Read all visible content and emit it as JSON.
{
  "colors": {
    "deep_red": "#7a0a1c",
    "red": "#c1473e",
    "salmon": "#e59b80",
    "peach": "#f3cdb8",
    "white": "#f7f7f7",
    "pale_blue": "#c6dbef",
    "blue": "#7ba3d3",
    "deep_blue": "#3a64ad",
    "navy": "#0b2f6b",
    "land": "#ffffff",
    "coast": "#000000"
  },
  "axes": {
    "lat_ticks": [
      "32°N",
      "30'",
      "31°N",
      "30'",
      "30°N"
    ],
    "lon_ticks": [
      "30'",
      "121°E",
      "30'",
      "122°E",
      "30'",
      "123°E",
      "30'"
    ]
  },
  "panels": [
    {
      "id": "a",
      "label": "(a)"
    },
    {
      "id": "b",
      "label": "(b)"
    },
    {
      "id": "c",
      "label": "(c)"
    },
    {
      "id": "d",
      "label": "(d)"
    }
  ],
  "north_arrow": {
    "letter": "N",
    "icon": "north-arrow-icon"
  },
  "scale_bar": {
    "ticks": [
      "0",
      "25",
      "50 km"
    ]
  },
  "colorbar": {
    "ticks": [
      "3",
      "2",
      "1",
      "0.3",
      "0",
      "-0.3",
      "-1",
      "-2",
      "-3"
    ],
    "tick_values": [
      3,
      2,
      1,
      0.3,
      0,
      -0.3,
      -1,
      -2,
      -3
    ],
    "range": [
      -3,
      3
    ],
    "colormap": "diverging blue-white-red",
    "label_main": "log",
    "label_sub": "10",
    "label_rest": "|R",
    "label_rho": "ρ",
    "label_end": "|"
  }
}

WHAT YOU NEED TO DO
Copy all data exactly, start to finish.

PROBLEM SOLUTION
Read all visible content and emit it as JSON.
{
  "colors": {
    "deep_red": "#7a0a1c",
    "red": "#c1473e",
    "salmon": "#e59b80",
    "peach": "#f3cdb8",
    "white": "#f7f7f7",
    "pale_blue": "#c6dbef",
    "blue": "#7ba3d3",
    "deep_blue": "#3a64ad",
    "navy": "#0b2f6b",
    "land": "#ffffff",
    "coast": "#000000"
  },
  "axes": {
    "lat_ticks": [
      "32°N",
      "30'",
      "31°N",
      "30'",
      "30°N"
    ],
    "lon_ticks": [
      "30'",
      "121°E",
      "30'",
      "122°E",
      "30'",
      "123°E",
      "30'"
    ]
  },
  "panels": [
    {
      "id": "a",
      "label": "(a)"
    },
    {
      "id": "b",
      "label": "(b)"
    },
    {
      "id": "c",
      "label": "(c)"
    },
    {
      "id": "d",
      "label": "(d)"
    }
  ],
  "north_arrow": {
    "letter": "N",
    "icon": "north-arrow-icon"
  },
  "scale_bar": {
    "ticks": [
      "0",
      "25",
      "50 km"
    ]
  },
  "colorbar": {
    "ticks": [
      "3",
      "2",
      "1",
      "0.3",
      "0",
      "-0.3",
      "-1",
      "-2",
      "-3"
    ],
    "tick_values": [
      3,
      2,
      1,
      0.3,
      0,
      -0.3,
      -1,
      -2,
      -3
    ],
    "range": [
      -3,
      3
    ],
    "colormap": "diverging blue-white-red",
    "label_main": "log",
    "label_sub": "10",
    "label_rest": "|R",
    "label_rho": "ρ",
    "label_end": "|"
  }
}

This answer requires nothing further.